Supplied data:
----

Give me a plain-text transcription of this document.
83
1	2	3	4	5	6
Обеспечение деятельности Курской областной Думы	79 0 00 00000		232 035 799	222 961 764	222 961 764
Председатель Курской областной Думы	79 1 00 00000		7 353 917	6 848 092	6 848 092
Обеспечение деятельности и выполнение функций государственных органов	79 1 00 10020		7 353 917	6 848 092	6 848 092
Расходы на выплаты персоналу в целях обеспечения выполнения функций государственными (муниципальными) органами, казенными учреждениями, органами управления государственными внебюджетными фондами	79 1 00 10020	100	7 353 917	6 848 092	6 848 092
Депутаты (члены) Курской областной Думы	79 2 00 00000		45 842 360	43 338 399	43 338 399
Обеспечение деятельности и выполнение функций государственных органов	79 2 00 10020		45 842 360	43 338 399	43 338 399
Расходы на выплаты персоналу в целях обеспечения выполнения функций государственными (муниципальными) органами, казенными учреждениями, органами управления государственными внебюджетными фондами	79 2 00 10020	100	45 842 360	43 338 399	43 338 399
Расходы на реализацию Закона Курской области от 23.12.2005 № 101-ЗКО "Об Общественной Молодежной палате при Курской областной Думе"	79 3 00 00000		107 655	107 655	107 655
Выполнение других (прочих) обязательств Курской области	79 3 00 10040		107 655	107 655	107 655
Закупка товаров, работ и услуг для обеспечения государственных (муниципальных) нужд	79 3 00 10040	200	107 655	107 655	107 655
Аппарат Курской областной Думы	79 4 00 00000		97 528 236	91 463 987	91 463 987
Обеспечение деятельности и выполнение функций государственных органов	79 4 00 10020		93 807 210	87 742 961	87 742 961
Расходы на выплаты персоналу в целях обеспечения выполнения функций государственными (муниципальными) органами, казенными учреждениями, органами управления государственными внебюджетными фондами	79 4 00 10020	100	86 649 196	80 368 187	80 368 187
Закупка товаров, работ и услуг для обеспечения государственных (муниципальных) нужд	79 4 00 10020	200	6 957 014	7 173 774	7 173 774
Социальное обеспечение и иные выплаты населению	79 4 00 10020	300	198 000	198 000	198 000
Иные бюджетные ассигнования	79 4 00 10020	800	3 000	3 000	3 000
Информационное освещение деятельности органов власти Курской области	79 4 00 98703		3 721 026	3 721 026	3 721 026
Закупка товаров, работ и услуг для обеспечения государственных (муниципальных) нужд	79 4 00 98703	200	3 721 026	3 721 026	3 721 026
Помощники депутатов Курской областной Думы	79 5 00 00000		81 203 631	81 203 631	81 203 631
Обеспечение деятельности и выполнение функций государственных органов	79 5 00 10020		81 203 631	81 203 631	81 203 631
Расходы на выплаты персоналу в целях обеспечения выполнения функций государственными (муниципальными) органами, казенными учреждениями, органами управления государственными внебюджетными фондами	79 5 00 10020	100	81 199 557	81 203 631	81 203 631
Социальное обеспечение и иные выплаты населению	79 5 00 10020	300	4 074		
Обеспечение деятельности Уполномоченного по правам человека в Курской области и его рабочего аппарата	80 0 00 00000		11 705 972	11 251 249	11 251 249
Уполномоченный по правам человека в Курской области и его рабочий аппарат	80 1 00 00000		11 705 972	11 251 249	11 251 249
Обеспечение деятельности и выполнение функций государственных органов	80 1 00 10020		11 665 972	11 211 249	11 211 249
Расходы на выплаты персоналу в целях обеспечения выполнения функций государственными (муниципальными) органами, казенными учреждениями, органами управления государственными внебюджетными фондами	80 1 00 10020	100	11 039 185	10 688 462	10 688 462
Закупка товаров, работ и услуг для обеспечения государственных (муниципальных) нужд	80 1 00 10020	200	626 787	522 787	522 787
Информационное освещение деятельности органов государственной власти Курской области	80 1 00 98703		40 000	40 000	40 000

----

What you need to do: Word for word, restate all of the data shown above.

Result of the task:
Give me a plain-text transcription of this document.
83
1	2	3	4	5	6
Обеспечение деятельности Курской областной Думы	79 0 00 00000		232 035 799	222 961 764	222 961 764
Председатель Курской областной Думы	79 1 00 00000		7 353 917	6 848 092	6 848 092
Обеспечение деятельности и выполнение функций государственных органов	79 1 00 10020		7 353 917	6 848 092	6 848 092
Расходы на выплаты персоналу в целях обеспечения выполнения функций государственными (муниципальными) органами, казенными учреждениями, органами управления государственными внебюджетными фондами	79 1 00 10020	100	7 353 917	6 848 092	6 848 092
Депутаты (члены) Курской областной Думы	79 2 00 00000		45 842 360	43 338 399	43 338 399
Обеспечение деятельности и выполнение функций государственных органов	79 2 00 10020		45 842 360	43 338 399	43 338 399
Расходы на выплаты персоналу в целях обеспечения выполнения функций государственными (муниципальными) органами, казенными учреждениями, органами управления государственными внебюджетными фондами	79 2 00 10020	100	45 842 360	43 338 399	43 338 399
Расходы на реализацию Закона Курской области от 23.12.2005 № 101-ЗКО "Об Общественной Молодежной палате при Курской областной Думе"	79 3 00 00000		107 655	107 655	107 655
Выполнение других (прочих) обязательств Курской области	79 3 00 10040		107 655	107 655	107 655
Закупка товаров, работ и услуг для обеспечения государственных (муниципальных) нужд	79 3 00 10040	200	107 655	107 655	107 655
Аппарат Курской областной Думы	79 4 00 00000		97 528 236	91 463 987	91 463 987
Обеспечение деятельности и выполнение функций государственных органов	79 4 00 10020		93 807 210	87 742 961	87 742 961
Расходы на выплаты персоналу в целях обеспечения выполнения функций государственными (муниципальными) органами, казенными учреждениями, органами управления государственными внебюджетными фондами	79 4 00 10020	100	86 649 196	80 368 187	80 368 187
Закупка товаров, работ и услуг для обеспечения государственных (муниципальных) нужд	79 4 00 10020	200	6 957 014	7 173 774	7 173 774
Социальное обеспечение и иные выплаты населению	79 4 00 10020	300	198 000	198 000	198 000
Иные бюджетные ассигнования	79 4 00 10020	800	3 000	3 000	3 000
Информационное освещение деятельности органов власти Курской области	79 4 00 98703		3 721 026	3 721 026	3 721 026
Закупка товаров, работ и услуг для обеспечения государственных (муниципальных) нужд	79 4 00 98703	200	3 721 026	3 721 026	3 721 026
Помощники депутатов Курской областной Думы	79 5 00 00000		81 203 631	81 203 631	81 203 631
Обеспечение деятельности и выполнение функций государственных органов	79 5 00 10020		81 203 631	81 203 631	81 203 631
Расходы на выплаты персоналу в целях обеспечения выполнения функций государственными (муниципальными) органами, казенными учреждениями, органами управления государственными внебюджетными фондами	79 5 00 10020	100	81 199 557	81 203 631	81 203 631
Социальное обеспечение и иные выплаты населению	79 5 00 10020	300	4 074		
Обеспечение деятельности Уполномоченного по правам человека в Курской области и его рабочего аппарата	80 0 00 00000		11 705 972	11 251 249	11 251 249
Уполномоченный по правам человека в Курской области и его рабочий аппарат	80 1 00 00000		11 705 972	11 251 249	11 251 249
Обеспечение деятельности и выполнение функций государственных органов	80 1 00 10020		11 665 972	11 211 249	11 211 249
Расходы на выплаты персоналу в целях обеспечения выполнения функций государственными (муниципальными) органами, казенными учреждениями, органами управления государственными внебюджетными фондами	80 1 00 10020	100	11 039 185	10 688 462	10 688 462
Закупка товаров, работ и услуг для обеспечения государственных (муниципальных) нужд	80 1 00 10020	200	626 787	522 787	522 787
Информационное освещение деятельности органов государственной власти Курской области	80 1 00 98703		40 000	40 000	40 000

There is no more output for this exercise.